## Problem statement
Give the number of lines in the listing below that include the word "this", with nothing more.

— start Information provided —

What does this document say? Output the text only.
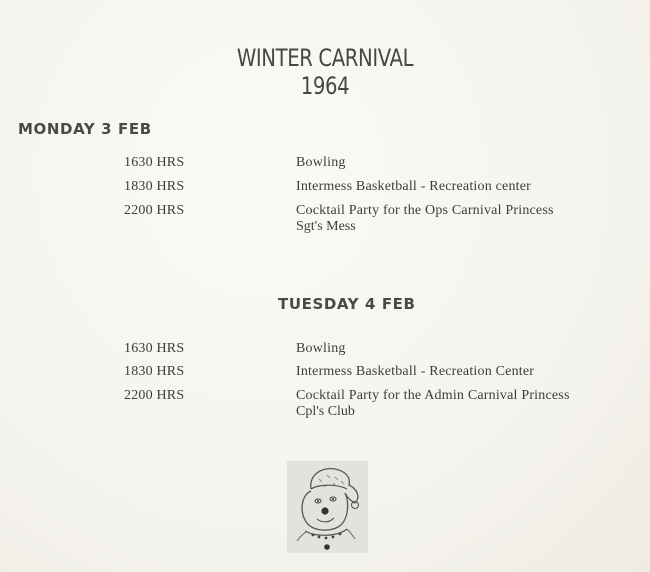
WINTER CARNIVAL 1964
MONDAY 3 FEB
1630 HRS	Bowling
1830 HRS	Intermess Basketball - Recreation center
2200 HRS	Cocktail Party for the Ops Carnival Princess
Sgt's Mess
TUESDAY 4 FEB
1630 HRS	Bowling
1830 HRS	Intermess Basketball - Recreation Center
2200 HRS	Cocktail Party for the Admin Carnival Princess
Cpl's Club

— end Information provided —
— start Information provided —

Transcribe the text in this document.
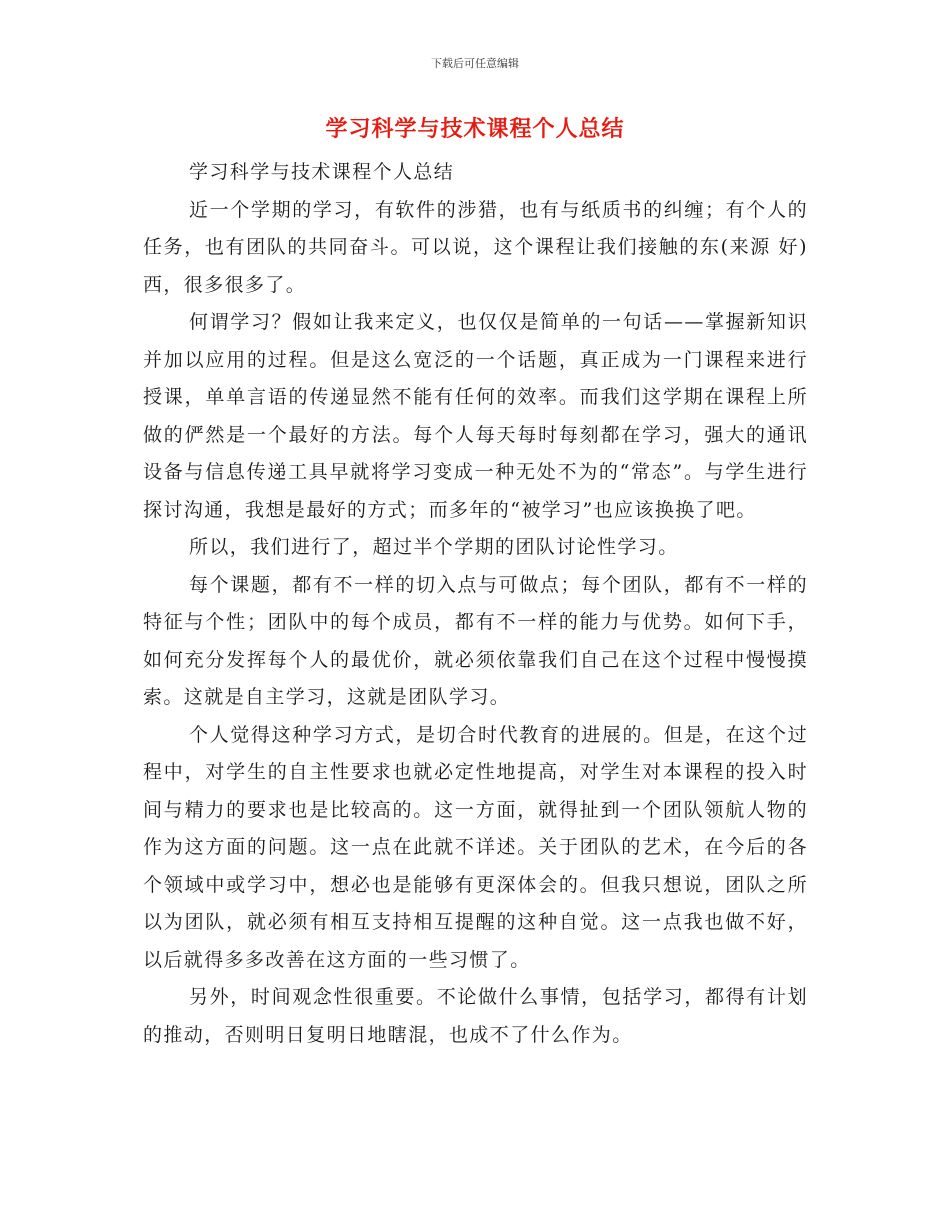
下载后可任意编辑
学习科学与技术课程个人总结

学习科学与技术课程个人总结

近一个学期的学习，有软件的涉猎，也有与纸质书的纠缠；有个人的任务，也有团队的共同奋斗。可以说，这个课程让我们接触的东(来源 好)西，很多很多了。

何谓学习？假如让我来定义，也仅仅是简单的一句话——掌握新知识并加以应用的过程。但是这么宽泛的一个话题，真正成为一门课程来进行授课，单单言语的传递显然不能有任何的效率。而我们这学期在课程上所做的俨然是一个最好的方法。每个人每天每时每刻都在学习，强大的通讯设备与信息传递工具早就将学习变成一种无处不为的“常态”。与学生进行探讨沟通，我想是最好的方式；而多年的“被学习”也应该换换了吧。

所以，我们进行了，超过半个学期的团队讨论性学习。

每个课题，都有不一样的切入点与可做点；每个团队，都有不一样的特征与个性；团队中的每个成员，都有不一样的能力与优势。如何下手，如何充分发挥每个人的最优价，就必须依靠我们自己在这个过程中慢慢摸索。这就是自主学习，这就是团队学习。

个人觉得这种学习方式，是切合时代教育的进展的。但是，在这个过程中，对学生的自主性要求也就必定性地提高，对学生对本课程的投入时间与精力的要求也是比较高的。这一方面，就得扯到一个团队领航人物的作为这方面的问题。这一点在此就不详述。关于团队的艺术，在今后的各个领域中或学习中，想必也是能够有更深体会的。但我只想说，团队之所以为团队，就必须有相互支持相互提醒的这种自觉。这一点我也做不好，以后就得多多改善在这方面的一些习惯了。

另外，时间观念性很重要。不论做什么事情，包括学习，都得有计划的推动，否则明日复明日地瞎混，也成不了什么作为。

— end Information provided —

## Answer to the exercise
2